Figure dataset records
START
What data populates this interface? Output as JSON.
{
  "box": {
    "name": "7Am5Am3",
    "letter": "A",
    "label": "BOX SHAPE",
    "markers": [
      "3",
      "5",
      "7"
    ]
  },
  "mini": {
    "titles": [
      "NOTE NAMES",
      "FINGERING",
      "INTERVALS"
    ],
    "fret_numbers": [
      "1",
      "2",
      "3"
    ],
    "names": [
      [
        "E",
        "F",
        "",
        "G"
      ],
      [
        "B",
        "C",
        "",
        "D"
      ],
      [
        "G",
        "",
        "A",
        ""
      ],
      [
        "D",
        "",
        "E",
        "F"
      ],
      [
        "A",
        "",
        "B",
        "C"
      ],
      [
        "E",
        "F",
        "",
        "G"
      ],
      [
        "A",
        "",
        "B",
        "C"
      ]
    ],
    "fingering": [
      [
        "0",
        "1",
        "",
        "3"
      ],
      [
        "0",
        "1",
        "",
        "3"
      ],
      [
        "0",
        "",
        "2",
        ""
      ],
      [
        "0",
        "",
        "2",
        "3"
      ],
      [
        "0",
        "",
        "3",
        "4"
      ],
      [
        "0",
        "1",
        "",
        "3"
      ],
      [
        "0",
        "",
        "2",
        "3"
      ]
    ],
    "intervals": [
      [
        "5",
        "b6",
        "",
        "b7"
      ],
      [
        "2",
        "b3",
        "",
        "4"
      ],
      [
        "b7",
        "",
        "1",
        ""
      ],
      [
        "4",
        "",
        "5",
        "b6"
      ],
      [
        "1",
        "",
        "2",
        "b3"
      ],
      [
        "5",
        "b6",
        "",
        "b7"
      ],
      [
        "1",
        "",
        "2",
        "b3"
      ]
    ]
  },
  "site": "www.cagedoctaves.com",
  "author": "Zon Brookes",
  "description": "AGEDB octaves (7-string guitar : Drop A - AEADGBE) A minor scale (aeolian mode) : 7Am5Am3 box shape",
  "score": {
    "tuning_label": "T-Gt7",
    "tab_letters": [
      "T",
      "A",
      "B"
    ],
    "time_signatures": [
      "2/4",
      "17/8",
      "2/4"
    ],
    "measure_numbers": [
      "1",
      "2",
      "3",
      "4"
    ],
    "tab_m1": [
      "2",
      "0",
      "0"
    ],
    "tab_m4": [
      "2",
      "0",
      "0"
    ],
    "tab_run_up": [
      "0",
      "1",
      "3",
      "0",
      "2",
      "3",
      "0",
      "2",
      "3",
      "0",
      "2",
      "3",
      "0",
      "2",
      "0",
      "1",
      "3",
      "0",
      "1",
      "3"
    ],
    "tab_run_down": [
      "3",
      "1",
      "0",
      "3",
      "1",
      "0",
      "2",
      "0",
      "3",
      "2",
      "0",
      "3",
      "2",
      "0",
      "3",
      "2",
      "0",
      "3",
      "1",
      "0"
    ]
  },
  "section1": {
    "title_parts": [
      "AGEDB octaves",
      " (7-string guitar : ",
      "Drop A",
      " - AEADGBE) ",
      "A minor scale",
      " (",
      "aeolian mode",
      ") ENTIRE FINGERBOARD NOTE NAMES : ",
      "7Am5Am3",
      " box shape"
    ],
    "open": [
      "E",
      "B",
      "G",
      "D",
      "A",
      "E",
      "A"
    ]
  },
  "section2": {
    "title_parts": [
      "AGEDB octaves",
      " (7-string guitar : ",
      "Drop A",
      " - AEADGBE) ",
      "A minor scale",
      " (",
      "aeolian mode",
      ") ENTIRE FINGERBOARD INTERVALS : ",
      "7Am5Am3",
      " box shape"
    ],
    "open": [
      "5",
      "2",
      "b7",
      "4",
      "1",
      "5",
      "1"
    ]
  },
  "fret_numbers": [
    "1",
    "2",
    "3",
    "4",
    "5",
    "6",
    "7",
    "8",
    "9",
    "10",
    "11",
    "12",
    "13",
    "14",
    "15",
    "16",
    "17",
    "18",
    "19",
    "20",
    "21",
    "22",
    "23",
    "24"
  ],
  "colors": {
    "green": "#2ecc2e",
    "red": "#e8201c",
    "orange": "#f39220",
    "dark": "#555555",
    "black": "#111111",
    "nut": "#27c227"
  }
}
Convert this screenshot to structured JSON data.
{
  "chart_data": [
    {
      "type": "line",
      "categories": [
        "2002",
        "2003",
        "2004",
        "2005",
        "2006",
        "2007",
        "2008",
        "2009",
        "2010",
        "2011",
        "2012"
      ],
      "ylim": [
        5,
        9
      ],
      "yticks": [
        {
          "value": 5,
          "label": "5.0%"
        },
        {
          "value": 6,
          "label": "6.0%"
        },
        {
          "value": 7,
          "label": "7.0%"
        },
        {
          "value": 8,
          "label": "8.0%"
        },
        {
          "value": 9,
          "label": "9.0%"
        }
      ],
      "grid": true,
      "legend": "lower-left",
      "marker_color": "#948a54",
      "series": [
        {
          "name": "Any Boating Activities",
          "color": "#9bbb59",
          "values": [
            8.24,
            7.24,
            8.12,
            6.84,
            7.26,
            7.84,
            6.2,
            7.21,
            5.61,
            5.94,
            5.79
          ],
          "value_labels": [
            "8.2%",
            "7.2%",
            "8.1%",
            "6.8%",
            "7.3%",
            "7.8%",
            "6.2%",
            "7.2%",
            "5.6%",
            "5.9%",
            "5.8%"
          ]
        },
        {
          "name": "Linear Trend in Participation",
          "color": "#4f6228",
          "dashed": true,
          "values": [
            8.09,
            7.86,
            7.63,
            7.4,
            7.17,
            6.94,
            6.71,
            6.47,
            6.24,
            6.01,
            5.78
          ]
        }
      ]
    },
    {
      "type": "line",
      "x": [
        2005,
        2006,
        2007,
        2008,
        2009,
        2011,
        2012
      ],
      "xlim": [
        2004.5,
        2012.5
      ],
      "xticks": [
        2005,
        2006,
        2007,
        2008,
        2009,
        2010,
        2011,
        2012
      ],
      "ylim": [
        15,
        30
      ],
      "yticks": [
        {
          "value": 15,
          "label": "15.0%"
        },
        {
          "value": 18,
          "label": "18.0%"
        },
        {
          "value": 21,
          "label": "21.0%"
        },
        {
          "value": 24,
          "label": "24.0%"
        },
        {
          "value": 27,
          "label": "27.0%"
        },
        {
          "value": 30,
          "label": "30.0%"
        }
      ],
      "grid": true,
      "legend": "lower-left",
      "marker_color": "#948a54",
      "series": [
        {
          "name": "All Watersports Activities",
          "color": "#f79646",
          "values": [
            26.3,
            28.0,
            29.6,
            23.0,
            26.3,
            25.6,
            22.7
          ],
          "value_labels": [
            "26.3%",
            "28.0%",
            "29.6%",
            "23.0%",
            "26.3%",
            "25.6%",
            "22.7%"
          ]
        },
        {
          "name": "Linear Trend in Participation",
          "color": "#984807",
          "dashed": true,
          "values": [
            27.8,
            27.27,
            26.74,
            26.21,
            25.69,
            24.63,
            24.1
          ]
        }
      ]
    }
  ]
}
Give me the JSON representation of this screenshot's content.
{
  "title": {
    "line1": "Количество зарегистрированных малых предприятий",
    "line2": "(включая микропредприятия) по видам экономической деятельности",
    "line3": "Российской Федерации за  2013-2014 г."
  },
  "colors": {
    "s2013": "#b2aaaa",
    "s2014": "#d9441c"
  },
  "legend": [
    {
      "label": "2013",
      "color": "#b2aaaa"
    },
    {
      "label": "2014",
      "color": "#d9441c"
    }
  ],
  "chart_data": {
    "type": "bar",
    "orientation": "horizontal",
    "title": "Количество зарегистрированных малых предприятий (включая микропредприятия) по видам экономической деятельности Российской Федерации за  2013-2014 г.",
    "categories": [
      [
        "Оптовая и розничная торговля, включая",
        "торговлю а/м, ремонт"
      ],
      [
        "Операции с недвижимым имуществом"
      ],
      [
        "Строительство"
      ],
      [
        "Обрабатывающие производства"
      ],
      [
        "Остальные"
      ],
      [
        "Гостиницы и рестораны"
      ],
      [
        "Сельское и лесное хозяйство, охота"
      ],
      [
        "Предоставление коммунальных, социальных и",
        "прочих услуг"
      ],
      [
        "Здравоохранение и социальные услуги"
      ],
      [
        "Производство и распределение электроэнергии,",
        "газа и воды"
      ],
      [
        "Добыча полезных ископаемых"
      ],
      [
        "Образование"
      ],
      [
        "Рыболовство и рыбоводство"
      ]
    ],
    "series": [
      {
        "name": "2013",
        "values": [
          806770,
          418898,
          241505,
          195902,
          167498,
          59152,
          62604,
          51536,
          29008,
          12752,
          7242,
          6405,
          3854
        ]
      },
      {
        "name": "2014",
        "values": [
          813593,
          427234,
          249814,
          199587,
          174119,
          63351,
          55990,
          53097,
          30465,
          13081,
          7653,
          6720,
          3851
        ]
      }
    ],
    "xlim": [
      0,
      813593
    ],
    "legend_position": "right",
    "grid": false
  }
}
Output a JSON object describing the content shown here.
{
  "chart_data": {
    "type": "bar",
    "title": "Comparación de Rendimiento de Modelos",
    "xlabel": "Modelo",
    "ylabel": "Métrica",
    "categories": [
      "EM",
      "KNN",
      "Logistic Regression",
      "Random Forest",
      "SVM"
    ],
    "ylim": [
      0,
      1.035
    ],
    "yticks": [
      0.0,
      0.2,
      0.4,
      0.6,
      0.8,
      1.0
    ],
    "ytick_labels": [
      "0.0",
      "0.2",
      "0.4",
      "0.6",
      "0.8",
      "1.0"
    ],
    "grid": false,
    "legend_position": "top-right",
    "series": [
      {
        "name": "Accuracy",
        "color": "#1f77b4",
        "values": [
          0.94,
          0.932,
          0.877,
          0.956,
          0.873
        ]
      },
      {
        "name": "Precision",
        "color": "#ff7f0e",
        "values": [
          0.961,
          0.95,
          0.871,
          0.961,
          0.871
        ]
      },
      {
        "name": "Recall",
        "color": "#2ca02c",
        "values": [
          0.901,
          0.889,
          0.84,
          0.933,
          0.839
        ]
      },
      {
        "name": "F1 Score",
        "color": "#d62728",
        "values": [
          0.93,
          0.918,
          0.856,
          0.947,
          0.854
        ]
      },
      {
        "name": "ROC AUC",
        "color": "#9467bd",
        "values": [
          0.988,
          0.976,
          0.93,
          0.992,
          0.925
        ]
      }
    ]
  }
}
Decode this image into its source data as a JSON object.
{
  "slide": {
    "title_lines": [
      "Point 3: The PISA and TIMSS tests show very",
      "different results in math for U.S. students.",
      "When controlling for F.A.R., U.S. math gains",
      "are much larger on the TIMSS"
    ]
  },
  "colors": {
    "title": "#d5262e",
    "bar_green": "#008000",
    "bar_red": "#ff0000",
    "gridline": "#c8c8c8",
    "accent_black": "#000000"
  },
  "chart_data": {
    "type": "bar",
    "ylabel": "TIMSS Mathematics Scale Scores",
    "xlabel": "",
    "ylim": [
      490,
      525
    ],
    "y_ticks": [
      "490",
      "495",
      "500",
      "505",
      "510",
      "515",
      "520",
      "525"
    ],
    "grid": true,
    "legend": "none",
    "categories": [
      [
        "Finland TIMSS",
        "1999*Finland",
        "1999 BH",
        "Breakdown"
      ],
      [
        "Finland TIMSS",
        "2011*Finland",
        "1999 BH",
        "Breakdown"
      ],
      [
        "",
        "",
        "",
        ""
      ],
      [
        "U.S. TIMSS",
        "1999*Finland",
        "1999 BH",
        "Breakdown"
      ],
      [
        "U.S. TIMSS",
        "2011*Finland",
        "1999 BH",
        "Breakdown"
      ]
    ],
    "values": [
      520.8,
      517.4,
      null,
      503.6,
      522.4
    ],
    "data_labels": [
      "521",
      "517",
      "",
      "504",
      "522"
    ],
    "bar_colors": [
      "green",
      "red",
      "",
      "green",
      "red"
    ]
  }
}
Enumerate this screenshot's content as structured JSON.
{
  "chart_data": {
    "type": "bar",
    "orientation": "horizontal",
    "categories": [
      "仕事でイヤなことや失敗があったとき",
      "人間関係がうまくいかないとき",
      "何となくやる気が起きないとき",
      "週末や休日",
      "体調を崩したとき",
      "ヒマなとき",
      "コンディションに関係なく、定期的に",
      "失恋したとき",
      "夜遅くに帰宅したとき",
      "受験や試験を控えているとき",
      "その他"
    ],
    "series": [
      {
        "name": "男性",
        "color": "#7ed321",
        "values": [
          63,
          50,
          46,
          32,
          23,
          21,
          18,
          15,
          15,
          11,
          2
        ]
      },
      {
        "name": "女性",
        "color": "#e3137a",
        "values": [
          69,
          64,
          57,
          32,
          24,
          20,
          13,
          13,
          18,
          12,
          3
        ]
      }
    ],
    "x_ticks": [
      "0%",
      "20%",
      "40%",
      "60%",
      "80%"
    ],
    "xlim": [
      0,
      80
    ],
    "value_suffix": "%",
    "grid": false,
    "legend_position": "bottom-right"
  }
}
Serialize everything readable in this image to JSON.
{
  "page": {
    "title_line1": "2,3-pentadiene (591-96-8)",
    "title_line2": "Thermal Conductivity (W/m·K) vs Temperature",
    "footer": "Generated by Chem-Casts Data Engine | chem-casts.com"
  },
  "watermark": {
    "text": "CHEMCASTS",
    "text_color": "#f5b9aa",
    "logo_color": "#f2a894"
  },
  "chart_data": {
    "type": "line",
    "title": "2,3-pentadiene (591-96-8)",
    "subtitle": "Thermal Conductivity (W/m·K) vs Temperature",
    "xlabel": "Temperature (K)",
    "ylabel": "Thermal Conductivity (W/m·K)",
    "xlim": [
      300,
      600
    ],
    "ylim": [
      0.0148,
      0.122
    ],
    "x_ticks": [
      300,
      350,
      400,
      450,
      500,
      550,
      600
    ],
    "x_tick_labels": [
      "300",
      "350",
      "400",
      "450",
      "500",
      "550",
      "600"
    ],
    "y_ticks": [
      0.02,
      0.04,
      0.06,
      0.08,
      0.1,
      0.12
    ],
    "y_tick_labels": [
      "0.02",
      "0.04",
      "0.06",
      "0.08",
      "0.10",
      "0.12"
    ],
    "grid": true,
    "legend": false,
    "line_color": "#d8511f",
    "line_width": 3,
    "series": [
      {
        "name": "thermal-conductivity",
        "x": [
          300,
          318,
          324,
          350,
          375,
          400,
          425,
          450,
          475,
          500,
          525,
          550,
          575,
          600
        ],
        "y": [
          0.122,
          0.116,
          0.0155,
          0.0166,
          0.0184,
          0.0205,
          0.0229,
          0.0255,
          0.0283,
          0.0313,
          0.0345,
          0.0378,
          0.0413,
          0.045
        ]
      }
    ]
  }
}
END
What you are asked to do: Identify each line in the entries with the word "NOTE" and copy it.

Exercise output:
      "NOTE NAMES",
      ") ENTIRE FINGERBOARD NOTE NAMES : ",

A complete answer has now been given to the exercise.